▶ **Saved entries**:
--------

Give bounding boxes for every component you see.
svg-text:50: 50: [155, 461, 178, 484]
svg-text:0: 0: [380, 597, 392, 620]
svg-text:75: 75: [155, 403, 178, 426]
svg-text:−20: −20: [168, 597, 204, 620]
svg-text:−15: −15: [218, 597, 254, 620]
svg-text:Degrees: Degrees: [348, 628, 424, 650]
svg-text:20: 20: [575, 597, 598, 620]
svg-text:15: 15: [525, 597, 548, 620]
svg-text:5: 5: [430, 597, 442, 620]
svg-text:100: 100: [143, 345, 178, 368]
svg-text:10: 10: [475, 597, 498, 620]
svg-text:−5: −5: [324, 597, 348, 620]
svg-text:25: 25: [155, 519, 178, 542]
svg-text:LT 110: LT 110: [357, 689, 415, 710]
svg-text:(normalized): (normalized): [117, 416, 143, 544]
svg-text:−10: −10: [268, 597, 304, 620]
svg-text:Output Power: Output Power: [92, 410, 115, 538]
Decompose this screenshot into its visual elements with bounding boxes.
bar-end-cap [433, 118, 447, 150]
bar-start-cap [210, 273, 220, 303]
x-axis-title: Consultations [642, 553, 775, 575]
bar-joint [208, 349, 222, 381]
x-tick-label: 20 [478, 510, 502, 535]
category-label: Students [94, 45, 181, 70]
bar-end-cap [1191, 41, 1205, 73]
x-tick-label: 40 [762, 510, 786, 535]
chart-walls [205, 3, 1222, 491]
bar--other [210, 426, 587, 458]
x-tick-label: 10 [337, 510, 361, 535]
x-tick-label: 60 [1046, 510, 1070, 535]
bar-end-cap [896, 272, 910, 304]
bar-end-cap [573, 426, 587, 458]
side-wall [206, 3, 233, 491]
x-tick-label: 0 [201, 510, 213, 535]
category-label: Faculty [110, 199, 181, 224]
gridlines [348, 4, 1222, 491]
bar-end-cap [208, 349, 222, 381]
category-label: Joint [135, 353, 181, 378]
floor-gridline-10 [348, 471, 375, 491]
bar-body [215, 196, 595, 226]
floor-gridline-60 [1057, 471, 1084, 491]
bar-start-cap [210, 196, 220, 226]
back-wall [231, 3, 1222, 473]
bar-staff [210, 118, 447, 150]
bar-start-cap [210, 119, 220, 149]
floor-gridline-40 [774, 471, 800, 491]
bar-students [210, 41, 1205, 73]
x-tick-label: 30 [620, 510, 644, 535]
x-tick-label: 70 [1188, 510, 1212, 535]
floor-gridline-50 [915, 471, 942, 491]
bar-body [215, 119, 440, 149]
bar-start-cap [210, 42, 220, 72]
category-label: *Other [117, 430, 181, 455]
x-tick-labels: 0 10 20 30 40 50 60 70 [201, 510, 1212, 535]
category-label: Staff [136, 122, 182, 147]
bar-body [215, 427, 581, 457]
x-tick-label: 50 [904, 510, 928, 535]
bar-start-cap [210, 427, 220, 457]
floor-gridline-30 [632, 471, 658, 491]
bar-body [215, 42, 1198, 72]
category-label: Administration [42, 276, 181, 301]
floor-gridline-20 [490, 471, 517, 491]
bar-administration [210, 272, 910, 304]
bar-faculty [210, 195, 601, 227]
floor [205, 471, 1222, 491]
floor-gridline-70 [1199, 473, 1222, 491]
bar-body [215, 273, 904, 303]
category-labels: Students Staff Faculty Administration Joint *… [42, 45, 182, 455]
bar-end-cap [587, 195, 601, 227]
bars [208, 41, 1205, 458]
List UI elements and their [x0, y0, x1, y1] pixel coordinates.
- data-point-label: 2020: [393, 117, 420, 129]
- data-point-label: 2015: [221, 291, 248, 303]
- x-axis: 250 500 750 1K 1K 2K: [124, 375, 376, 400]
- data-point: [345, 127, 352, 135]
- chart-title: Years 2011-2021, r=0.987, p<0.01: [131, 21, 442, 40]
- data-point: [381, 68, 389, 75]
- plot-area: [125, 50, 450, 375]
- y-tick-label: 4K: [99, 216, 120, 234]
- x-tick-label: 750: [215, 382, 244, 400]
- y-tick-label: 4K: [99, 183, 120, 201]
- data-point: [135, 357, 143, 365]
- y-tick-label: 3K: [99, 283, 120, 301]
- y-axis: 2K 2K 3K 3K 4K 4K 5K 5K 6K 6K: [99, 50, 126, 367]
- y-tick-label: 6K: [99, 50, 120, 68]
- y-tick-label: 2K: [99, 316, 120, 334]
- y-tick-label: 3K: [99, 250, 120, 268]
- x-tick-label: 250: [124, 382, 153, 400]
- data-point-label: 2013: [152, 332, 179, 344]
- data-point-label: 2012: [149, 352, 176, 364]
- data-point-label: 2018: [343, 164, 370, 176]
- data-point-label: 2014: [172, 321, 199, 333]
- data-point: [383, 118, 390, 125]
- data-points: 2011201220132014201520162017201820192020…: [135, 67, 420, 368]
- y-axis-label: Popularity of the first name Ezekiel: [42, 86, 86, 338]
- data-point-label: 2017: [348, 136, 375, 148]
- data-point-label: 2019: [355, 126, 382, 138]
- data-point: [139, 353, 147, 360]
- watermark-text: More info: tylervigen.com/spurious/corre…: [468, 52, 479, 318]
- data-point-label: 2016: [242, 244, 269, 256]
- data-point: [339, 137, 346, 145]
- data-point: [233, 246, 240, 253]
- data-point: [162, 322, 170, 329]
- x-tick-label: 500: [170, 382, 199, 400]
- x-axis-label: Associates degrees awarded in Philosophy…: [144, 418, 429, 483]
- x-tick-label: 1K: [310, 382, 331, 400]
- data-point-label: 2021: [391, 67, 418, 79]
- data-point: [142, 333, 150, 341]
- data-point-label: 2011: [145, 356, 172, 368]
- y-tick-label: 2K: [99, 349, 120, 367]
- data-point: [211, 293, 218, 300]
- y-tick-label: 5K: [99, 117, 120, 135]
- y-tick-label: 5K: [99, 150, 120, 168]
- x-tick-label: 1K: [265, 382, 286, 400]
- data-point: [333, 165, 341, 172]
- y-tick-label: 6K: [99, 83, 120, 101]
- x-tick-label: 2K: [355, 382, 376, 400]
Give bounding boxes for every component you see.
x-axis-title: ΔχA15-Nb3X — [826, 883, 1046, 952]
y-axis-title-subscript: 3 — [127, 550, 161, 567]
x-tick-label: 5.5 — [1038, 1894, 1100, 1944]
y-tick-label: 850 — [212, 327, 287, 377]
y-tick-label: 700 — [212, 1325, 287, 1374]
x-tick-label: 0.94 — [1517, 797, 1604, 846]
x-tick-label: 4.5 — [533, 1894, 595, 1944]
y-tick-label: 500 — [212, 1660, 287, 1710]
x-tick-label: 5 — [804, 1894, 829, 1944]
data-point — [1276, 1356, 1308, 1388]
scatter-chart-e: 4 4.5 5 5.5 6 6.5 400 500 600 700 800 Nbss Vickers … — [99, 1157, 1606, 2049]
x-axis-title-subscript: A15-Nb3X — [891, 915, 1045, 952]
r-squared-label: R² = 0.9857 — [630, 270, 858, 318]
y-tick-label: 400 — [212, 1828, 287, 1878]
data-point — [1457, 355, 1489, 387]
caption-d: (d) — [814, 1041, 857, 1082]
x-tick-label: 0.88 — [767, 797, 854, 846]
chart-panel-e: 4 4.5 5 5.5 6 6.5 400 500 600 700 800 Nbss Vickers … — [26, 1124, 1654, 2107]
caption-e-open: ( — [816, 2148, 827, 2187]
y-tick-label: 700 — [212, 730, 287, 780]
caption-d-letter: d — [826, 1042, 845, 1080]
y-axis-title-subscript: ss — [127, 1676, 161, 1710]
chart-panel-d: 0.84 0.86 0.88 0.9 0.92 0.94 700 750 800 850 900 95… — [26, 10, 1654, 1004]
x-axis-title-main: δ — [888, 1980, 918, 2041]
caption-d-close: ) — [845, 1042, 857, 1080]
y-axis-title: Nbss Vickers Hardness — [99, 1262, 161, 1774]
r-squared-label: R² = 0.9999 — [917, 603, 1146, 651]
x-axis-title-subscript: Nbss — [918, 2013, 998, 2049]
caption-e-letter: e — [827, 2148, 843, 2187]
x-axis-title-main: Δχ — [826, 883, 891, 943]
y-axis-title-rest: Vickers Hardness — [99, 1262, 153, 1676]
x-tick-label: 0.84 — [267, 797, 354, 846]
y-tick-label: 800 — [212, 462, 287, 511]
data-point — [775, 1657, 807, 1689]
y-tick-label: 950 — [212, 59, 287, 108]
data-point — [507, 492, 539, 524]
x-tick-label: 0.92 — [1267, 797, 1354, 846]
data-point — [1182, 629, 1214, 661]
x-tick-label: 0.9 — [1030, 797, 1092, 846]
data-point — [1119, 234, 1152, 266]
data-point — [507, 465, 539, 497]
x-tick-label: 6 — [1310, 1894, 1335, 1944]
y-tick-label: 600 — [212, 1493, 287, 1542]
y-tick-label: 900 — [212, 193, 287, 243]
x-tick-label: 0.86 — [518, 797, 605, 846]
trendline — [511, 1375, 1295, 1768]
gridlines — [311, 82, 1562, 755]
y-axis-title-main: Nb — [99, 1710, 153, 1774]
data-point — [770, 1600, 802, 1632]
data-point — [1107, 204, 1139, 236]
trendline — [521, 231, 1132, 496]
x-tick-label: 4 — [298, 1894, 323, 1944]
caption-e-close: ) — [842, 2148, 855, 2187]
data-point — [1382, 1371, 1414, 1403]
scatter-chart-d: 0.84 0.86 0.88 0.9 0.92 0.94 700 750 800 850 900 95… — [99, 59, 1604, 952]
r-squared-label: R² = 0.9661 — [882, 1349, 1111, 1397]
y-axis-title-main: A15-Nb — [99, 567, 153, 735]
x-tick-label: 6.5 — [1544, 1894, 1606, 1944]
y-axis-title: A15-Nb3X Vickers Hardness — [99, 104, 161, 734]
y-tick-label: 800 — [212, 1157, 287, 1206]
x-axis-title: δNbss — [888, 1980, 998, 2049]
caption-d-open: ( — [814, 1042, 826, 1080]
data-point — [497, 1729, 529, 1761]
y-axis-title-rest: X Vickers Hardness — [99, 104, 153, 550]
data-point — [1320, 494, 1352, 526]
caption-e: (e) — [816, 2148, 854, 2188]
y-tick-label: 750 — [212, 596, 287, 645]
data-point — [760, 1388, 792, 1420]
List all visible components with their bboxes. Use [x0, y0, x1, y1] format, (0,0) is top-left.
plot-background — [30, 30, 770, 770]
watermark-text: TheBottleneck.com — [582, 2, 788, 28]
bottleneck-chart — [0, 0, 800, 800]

--------

▶ **Objective**: Copy out the listing word for word, from its first line through the line containing "category-label: Joint [135, 353, 181, 378]", including that line.

▶ **Complete output**:
Give bounding boxes for every component you see.
svg-text:50: 50: [155, 461, 178, 484]
svg-text:0: 0: [380, 597, 392, 620]
svg-text:75: 75: [155, 403, 178, 426]
svg-text:−20: −20: [168, 597, 204, 620]
svg-text:−15: −15: [218, 597, 254, 620]
svg-text:Degrees: Degrees: [348, 628, 424, 650]
svg-text:20: 20: [575, 597, 598, 620]
svg-text:15: 15: [525, 597, 548, 620]
svg-text:5: 5: [430, 597, 442, 620]
svg-text:100: 100: [143, 345, 178, 368]
svg-text:10: 10: [475, 597, 498, 620]
svg-text:−5: −5: [324, 597, 348, 620]
svg-text:25: 25: [155, 519, 178, 542]
svg-text:LT 110: LT 110: [357, 689, 415, 710]
svg-text:(normalized): (normalized): [117, 416, 143, 544]
svg-text:−10: −10: [268, 597, 304, 620]
svg-text:Output Power: Output Power: [92, 410, 115, 538]
Decompose this screenshot into its visual elements with bounding boxes.
bar-end-cap [433, 118, 447, 150]
bar-start-cap [210, 273, 220, 303]
x-axis-title: Consultations [642, 553, 775, 575]
bar-joint [208, 349, 222, 381]
x-tick-label: 20 [478, 510, 502, 535]
category-label: Students [94, 45, 181, 70]
bar-end-cap [1191, 41, 1205, 73]
x-tick-label: 40 [762, 510, 786, 535]
chart-walls [205, 3, 1222, 491]
bar--other [210, 426, 587, 458]
x-tick-label: 10 [337, 510, 361, 535]
x-tick-label: 60 [1046, 510, 1070, 535]
bar-end-cap [896, 272, 910, 304]
bar-end-cap [573, 426, 587, 458]
side-wall [206, 3, 233, 491]
x-tick-label: 0 [201, 510, 213, 535]
category-label: Faculty [110, 199, 181, 224]
gridlines [348, 4, 1222, 491]
bar-end-cap [208, 349, 222, 381]
category-label: Joint [135, 353, 181, 378]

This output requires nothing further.